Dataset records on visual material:
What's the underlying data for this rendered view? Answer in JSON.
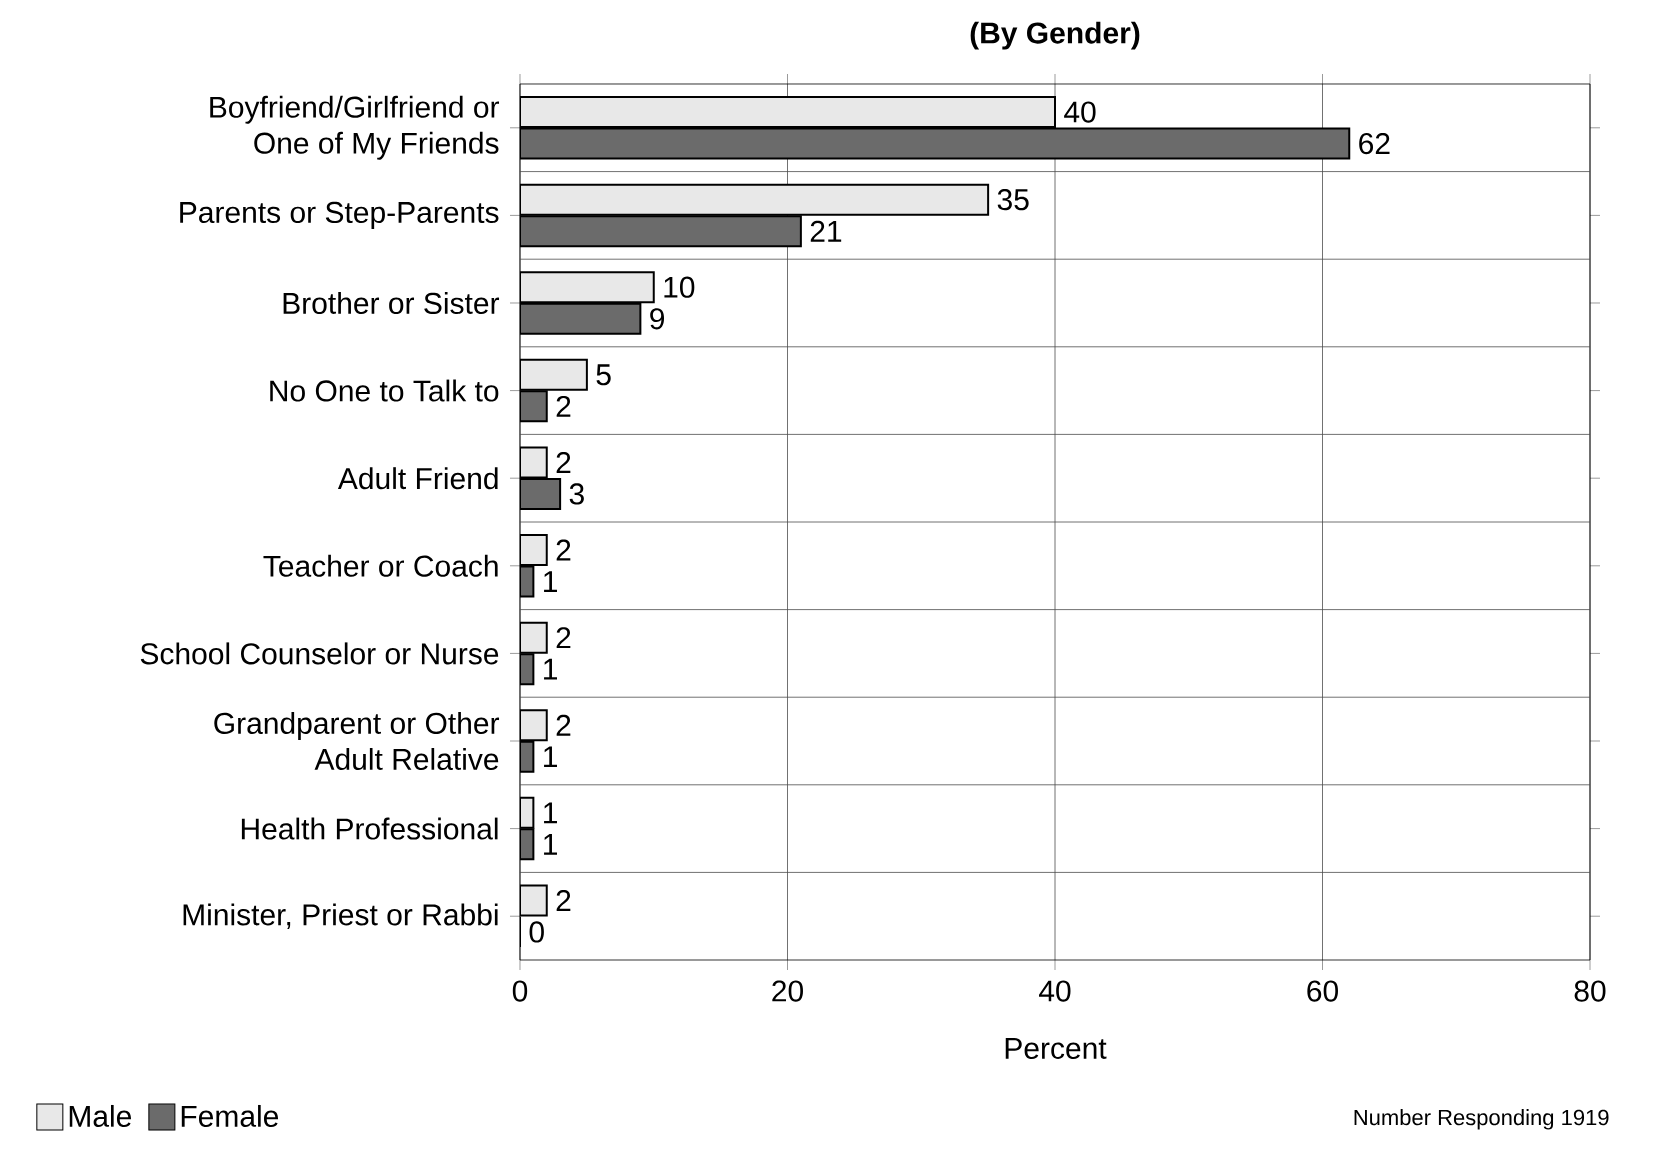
{
  "chart_data": {
    "type": "bar",
    "orientation": "horizontal",
    "title": "(By Gender)",
    "xlabel": "Percent",
    "categories": [
      "Boyfriend/Girlfriend or One of My Friends",
      "Parents or Step-Parents",
      "Brother or Sister",
      "No One to Talk to",
      "Adult Friend",
      "Teacher or Coach",
      "School Counselor or Nurse",
      "Grandparent or Other Adult Relative",
      "Health Professional",
      "Minister, Priest or Rabbi"
    ],
    "series": [
      {
        "name": "Male",
        "color": "#e8e8e8",
        "values": [
          40,
          35,
          10,
          5,
          2,
          2,
          2,
          2,
          1,
          2
        ]
      },
      {
        "name": "Female",
        "color": "#6b6b6b",
        "values": [
          62,
          21,
          9,
          2,
          3,
          1,
          1,
          1,
          1,
          0
        ]
      }
    ],
    "xlim": [
      0,
      80
    ],
    "xticks": [
      0,
      20,
      40,
      60,
      80
    ],
    "grid": true,
    "legend": "bottom left",
    "data_labels": true,
    "annotations": [
      "Number Responding  1919"
    ]
  }
}
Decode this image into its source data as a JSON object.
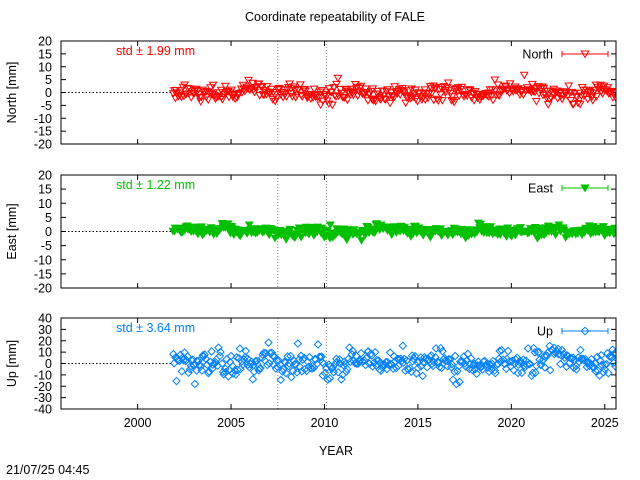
{
  "title": "Coordinate repeatability of FALE",
  "xlabel": "YEAR",
  "timestamp": "21/07/25 04:45",
  "chart_data": [
    {
      "type": "scatter",
      "key": "north",
      "ylabel": "North [mm]",
      "series_name": "North",
      "std_label": "std ± 1.99 mm",
      "color": "#ff0000",
      "marker": "triangle-down-open",
      "xlim": [
        1995.9,
        2025.6
      ],
      "ylim": [
        -20,
        20
      ],
      "yticks": [
        -20,
        -15,
        -10,
        -5,
        0,
        5,
        10,
        15,
        20
      ],
      "xticks": [
        2000,
        2005,
        2010,
        2015,
        2020,
        2025
      ],
      "vlines": [
        2007.5,
        2010.1
      ],
      "data_start": 2001.9,
      "data_end": 2025.6,
      "sigma": 1.99,
      "point_spread": [
        -9,
        8
      ]
    },
    {
      "type": "scatter",
      "key": "east",
      "ylabel": "East [mm]",
      "series_name": "East",
      "std_label": "std ± 1.22 mm",
      "color": "#00c000",
      "marker": "triangle-down-filled",
      "xlim": [
        1995.9,
        2025.6
      ],
      "ylim": [
        -20,
        20
      ],
      "yticks": [
        -20,
        -15,
        -10,
        -5,
        0,
        5,
        10,
        15,
        20
      ],
      "xticks": [
        2000,
        2005,
        2010,
        2015,
        2020,
        2025
      ],
      "vlines": [
        2007.5,
        2010.1
      ],
      "data_start": 2001.9,
      "data_end": 2025.6,
      "sigma": 1.22,
      "point_spread": [
        -9,
        6
      ]
    },
    {
      "type": "scatter",
      "key": "up",
      "ylabel": "Up [mm]",
      "series_name": "Up",
      "std_label": "std ± 3.64 mm",
      "color": "#0080ff",
      "marker": "diamond-open",
      "xlim": [
        1995.9,
        2025.6
      ],
      "ylim": [
        -40,
        40
      ],
      "yticks": [
        -40,
        -30,
        -20,
        -10,
        0,
        10,
        20,
        30,
        40
      ],
      "ytick_labels": [
        "-40",
        "-30",
        "-20",
        "-10",
        "0",
        "10",
        "20",
        "30",
        "40"
      ],
      "xticks": [
        2000,
        2005,
        2010,
        2015,
        2020,
        2025
      ],
      "vlines": [
        2007.5,
        2010.1
      ],
      "data_start": 2001.9,
      "data_end": 2025.6,
      "sigma": 3.64,
      "point_spread": [
        -18,
        20
      ]
    }
  ]
}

:: INSTRUCTIONS FOR THE TASK ::
Lines that hold the word "title" are the ones to return, every one of them.

:: SOLUTION TO THIS TASK ::
    "title": "(By Gender)",
  "title": "Coordinate repeatability of FALE",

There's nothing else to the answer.